▶ _Given task_:
Report the number of lines in the entries below that include the word "Jesús", and nothing else.

▶ _Supplied information_:
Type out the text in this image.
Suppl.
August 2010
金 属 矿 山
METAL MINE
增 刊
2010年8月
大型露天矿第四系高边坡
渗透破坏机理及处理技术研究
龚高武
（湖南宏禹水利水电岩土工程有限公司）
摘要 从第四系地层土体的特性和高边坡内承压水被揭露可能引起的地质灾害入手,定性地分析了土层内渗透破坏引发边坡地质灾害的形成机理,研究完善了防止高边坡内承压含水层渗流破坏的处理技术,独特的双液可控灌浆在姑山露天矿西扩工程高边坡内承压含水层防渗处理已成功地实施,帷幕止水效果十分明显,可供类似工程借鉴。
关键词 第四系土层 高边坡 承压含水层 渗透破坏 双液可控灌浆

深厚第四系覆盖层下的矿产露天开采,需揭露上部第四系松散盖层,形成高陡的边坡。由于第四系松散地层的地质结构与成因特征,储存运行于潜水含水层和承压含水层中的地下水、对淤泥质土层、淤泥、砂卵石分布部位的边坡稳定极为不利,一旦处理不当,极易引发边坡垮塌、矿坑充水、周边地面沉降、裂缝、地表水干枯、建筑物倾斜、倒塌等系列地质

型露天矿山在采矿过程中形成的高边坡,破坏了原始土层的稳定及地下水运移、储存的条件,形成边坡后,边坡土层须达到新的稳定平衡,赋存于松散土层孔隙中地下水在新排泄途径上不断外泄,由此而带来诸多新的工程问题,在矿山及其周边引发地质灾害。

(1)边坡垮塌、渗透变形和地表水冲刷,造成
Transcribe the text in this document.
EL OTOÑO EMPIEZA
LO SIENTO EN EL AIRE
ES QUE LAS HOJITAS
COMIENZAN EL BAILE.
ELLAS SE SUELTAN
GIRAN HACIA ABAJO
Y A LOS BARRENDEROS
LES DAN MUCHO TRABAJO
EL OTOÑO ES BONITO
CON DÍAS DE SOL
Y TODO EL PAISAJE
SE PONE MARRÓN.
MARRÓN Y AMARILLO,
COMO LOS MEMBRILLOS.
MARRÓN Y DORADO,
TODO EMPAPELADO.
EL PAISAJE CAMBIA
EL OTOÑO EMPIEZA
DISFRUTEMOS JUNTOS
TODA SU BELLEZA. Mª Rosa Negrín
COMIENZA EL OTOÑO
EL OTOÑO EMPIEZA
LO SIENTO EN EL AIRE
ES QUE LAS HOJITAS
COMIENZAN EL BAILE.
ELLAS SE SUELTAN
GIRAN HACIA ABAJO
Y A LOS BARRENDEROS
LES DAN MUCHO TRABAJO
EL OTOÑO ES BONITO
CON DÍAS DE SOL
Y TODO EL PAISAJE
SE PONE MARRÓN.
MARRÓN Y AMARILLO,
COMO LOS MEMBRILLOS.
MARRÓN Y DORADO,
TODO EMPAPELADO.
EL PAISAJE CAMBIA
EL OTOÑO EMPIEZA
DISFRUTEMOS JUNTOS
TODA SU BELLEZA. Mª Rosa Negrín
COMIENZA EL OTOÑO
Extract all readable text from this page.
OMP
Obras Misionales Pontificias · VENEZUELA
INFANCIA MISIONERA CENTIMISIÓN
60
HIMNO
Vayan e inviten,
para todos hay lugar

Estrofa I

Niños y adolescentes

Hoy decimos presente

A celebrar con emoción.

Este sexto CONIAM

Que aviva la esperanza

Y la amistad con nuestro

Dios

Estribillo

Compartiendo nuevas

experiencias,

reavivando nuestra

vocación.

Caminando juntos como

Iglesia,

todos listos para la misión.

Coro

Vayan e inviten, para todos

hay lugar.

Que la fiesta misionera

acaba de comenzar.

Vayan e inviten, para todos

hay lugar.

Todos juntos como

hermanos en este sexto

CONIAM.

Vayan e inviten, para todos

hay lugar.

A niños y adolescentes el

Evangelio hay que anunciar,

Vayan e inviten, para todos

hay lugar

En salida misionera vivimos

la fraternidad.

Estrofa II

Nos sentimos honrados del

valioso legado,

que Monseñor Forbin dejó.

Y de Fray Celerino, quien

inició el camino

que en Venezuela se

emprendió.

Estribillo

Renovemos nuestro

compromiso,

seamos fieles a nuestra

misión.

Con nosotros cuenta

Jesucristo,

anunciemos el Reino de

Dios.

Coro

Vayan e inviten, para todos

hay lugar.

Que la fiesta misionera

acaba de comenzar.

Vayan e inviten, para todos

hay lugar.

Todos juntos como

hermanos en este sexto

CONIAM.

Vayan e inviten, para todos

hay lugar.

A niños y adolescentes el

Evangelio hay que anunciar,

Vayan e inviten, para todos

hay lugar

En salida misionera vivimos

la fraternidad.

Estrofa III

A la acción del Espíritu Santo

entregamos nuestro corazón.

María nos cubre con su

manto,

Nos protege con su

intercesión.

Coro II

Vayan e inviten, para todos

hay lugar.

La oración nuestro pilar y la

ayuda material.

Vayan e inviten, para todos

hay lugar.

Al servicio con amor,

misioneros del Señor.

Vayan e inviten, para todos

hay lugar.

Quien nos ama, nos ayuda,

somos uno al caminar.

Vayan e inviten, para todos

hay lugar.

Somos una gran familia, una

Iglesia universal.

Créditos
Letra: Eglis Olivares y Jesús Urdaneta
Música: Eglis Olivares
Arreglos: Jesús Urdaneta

▶ _Complete answer_:
2